PROMPT: Quote every line as given.

Start of TASK INPUT

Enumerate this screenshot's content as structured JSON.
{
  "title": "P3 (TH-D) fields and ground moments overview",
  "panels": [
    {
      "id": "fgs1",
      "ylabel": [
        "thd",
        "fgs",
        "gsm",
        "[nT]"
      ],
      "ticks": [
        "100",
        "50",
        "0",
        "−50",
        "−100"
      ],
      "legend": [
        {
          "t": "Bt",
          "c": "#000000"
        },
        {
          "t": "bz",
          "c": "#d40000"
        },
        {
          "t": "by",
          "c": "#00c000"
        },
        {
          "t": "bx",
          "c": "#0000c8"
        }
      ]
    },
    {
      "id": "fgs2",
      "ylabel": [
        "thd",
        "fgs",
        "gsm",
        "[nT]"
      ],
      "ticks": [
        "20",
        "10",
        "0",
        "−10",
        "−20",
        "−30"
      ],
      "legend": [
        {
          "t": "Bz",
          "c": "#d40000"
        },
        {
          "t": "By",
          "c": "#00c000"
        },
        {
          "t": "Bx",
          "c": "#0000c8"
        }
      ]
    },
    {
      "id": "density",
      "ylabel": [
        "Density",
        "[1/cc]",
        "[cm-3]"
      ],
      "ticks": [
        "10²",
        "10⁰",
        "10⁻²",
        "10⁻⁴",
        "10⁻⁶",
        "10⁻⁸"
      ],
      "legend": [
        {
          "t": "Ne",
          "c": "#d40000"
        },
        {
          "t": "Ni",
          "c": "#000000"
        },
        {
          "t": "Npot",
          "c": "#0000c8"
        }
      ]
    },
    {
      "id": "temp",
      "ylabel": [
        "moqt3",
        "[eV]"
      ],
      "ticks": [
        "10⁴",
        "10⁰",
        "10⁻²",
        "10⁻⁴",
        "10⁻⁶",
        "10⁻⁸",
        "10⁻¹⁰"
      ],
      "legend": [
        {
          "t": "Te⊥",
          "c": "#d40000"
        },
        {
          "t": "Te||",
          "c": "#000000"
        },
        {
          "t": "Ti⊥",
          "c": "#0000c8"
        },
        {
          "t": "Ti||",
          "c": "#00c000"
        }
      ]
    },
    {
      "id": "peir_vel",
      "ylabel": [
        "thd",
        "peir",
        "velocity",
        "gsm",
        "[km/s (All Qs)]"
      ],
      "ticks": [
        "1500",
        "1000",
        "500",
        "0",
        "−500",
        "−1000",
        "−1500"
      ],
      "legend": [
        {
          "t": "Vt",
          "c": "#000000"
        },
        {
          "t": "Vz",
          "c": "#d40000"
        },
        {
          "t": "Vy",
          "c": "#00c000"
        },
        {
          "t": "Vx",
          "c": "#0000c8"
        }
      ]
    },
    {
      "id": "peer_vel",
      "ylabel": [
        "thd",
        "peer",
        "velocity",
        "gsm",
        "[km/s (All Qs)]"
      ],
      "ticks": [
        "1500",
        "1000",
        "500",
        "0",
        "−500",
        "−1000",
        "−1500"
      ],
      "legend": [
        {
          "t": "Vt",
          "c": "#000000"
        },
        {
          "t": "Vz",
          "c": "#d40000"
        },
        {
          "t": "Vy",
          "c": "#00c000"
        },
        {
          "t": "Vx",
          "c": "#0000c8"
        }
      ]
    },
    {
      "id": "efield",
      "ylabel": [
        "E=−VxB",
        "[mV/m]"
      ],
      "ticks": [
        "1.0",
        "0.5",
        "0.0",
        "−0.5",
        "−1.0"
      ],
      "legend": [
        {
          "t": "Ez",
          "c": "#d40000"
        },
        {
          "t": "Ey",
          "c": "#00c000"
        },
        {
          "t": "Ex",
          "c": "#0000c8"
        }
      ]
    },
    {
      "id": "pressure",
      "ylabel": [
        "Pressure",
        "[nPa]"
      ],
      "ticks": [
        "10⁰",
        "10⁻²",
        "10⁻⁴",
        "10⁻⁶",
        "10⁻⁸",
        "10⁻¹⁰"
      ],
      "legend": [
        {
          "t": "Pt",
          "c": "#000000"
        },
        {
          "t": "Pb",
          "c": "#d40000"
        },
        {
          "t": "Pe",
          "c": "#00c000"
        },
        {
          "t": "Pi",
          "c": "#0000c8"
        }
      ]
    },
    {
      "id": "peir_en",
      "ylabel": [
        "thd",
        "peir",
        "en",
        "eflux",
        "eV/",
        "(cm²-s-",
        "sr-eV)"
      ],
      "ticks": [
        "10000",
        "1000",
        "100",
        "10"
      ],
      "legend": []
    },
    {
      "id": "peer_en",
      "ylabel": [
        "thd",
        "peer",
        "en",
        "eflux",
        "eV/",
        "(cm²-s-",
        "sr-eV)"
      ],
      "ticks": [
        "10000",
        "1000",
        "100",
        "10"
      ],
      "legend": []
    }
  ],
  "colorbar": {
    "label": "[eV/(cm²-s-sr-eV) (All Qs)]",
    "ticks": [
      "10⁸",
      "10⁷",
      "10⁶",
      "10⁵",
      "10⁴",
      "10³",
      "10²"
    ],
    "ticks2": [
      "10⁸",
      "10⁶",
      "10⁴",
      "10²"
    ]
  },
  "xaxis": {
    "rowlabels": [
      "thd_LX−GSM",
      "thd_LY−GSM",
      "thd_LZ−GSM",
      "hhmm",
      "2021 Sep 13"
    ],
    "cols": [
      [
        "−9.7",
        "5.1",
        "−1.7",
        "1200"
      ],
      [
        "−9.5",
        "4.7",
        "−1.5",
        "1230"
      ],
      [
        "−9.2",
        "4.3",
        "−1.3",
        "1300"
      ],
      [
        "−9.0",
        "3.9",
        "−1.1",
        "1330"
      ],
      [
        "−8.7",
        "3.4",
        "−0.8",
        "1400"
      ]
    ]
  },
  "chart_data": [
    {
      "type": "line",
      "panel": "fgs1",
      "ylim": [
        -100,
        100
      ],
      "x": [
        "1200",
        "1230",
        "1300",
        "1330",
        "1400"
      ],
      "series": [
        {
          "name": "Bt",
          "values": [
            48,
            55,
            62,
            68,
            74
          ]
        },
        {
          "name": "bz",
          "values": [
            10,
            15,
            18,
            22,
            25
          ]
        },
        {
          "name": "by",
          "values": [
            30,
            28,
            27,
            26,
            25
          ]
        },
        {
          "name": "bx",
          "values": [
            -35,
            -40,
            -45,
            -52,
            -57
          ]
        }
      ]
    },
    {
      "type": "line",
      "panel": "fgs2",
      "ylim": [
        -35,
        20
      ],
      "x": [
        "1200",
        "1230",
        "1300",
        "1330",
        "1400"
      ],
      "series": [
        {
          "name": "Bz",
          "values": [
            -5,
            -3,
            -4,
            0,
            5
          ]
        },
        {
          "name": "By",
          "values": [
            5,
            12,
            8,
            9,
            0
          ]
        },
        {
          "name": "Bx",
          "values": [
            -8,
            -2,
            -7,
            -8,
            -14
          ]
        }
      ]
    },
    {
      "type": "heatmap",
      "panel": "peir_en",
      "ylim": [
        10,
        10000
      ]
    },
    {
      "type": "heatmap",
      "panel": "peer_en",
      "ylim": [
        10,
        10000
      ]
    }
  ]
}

End of TASK INPUT

OUTPUT BELOW:
Enumerate this screenshot's content as structured JSON.
{
  "title": "P3 (TH-D) fields and ground moments overview",
  "panels": [
    {
      "id": "fgs1",
      "ylabel": [
        "thd",
        "fgs",
        "gsm",
        "[nT]"
      ],
      "ticks": [
        "100",
        "50",
        "0",
        "−50",
        "−100"
      ],
      "legend": [
        {
          "t": "Bt",
          "c": "#000000"
        },
        {
          "t": "bz",
          "c": "#d40000"
        },
        {
          "t": "by",
          "c": "#00c000"
        },
        {
          "t": "bx",
          "c": "#0000c8"
        }
      ]
    },
    {
      "id": "fgs2",
      "ylabel": [
        "thd",
        "fgs",
        "gsm",
        "[nT]"
      ],
      "ticks": [
        "20",
        "10",
        "0",
        "−10",
        "−20",
        "−30"
      ],
      "legend": [
        {
          "t": "Bz",
          "c": "#d40000"
        },
        {
          "t": "By",
          "c": "#00c000"
        },
        {
          "t": "Bx",
          "c": "#0000c8"
        }
      ]
    },
    {
      "id": "density",
      "ylabel": [
        "Density",
        "[1/cc]",
        "[cm-3]"
      ],
      "ticks": [
        "10²",
        "10⁰",
        "10⁻²",
        "10⁻⁴",
        "10⁻⁶",
        "10⁻⁸"
      ],
      "legend": [
        {
          "t": "Ne",
          "c": "#d40000"
        },
        {
          "t": "Ni",
          "c": "#000000"
        },
        {
          "t": "Npot",
          "c": "#0000c8"
        }
      ]
    },
    {
      "id": "temp",
      "ylabel": [
        "moqt3",
        "[eV]"
      ],
      "ticks": [
        "10⁴",
        "10⁰",
        "10⁻²",
        "10⁻⁴",
        "10⁻⁶",
        "10⁻⁸",
        "10⁻¹⁰"
      ],
      "legend": [
        {
          "t": "Te⊥",
          "c": "#d40000"
        },
        {
          "t": "Te||",
          "c": "#000000"
        },
        {
          "t": "Ti⊥",
          "c": "#0000c8"
        },
        {
          "t": "Ti||",
          "c": "#00c000"
        }
      ]
    },
    {
      "id": "peir_vel",
      "ylabel": [
        "thd",
        "peir",
        "velocity",
        "gsm",
        "[km/s (All Qs)]"
      ],
      "ticks": [
        "1500",
        "1000",
        "500",
        "0",
        "−500",
        "−1000",
        "−1500"
      ],
      "legend": [
        {
          "t": "Vt",
          "c": "#000000"
        },
        {
          "t": "Vz",
          "c": "#d40000"
        },
        {
          "t": "Vy",
          "c": "#00c000"
        },
        {
          "t": "Vx",
          "c": "#0000c8"
        }
      ]
    },
    {
      "id": "peer_vel",
      "ylabel": [
        "thd",
        "peer",
        "velocity",
        "gsm",
        "[km/s (All Qs)]"
      ],
      "ticks": [
        "1500",
        "1000",
        "500",
        "0",
        "−500",
        "−1000",
        "−1500"
      ],
      "legend": [
        {
          "t": "Vt",
          "c": "#000000"
        },
        {
          "t": "Vz",
          "c": "#d40000"
        },
        {
          "t": "Vy",
          "c": "#00c000"
        },
        {
          "t": "Vx",
          "c": "#0000c8"
        }
      ]
    },
    {
      "id": "efield",
      "ylabel": [
        "E=−VxB",
        "[mV/m]"
      ],
      "ticks": [
        "1.0",
        "0.5",
        "0.0",
        "−0.5",
        "−1.0"
      ],
      "legend": [
        {
          "t": "Ez",
          "c": "#d40000"
        },
        {
          "t": "Ey",
          "c": "#00c000"
        },
        {
          "t": "Ex",
          "c": "#0000c8"
        }
      ]
    },
    {
      "id": "pressure",
      "ylabel": [
        "Pressure",
        "[nPa]"
      ],
      "ticks": [
        "10⁰",
        "10⁻²",
        "10⁻⁴",
        "10⁻⁶",
        "10⁻⁸",
        "10⁻¹⁰"
      ],
      "legend": [
        {
          "t": "Pt",
          "c": "#000000"
        },
        {
          "t": "Pb",
          "c": "#d40000"
        },
        {
          "t": "Pe",
          "c": "#00c000"
        },
        {
          "t": "Pi",
          "c": "#0000c8"
        }
      ]
    },
    {
      "id": "peir_en",
      "ylabel": [
        "thd",
        "peir",
        "en",
        "eflux",
        "eV/",
        "(cm²-s-",
        "sr-eV)"
      ],
      "ticks": [
        "10000",
        "1000",
        "100",
        "10"
      ],
      "legend": []
    },
    {
      "id": "peer_en",
      "ylabel": [
        "thd",
        "peer",
        "en",
        "eflux",
        "eV/",
        "(cm²-s-",
        "sr-eV)"
      ],
      "ticks": [
        "10000",
        "1000",
        "100",
        "10"
      ],
      "legend": []
    }
  ],
  "colorbar": {
    "label": "[eV/(cm²-s-sr-eV) (All Qs)]",
    "ticks": [
      "10⁸",
      "10⁷",
      "10⁶",
      "10⁵",
      "10⁴",
      "10³",
      "10²"
    ],
    "ticks2": [
      "10⁸",
      "10⁶",
      "10⁴",
      "10²"
    ]
  },
  "xaxis": {
    "rowlabels": [
      "thd_LX−GSM",
      "thd_LY−GSM",
      "thd_LZ−GSM",
      "hhmm",
      "2021 Sep 13"
    ],
    "cols": [
      [
        "−9.7",
        "5.1",
        "−1.7",
        "1200"
      ],
      [
        "−9.5",
        "4.7",
        "−1.5",
        "1230"
      ],
      [
        "−9.2",
        "4.3",
        "−1.3",
        "1300"
      ],
      [
        "−9.0",
        "3.9",
        "−1.1",
        "1330"
      ],
      [
        "−8.7",
        "3.4",
        "−0.8",
        "1400"
      ]
    ]
  },
  "chart_data": [
    {
      "type": "line",
      "panel": "fgs1",
      "ylim": [
        -100,
        100
      ],
      "x": [
        "1200",
        "1230",
        "1300",
        "1330",
        "1400"
      ],
      "series": [
        {
          "name": "Bt",
          "values": [
            48,
            55,
            62,
            68,
            74
          ]
        },
        {
          "name": "bz",
          "values": [
            10,
            15,
            18,
            22,
            25
          ]
        },
        {
          "name": "by",
          "values": [
            30,
            28,
            27,
            26,
            25
          ]
        },
        {
          "name": "bx",
          "values": [
            -35,
            -40,
            -45,
            -52,
            -57
          ]
        }
      ]
    },
    {
      "type": "line",
      "panel": "fgs2",
      "ylim": [
        -35,
        20
      ],
      "x": [
        "1200",
        "1230",
        "1300",
        "1330",
        "1400"
      ],
      "series": [
        {
          "name": "Bz",
          "values": [
            -5,
            -3,
            -4,
            0,
            5
          ]
        },
        {
          "name": "By",
          "values": [
            5,
            12,
            8,
            9,
            0
          ]
        },
        {
          "name": "Bx",
          "values": [
            -8,
            -2,
            -7,
            -8,
            -14
          ]
        }
      ]
    },
    {
      "type": "heatmap",
      "panel": "peir_en",
      "ylim": [
        10,
        10000
      ]
    },
    {
      "type": "heatmap",
      "panel": "peer_en",
      "ylim": [
        10,
        10000
      ]
    }
  ]
}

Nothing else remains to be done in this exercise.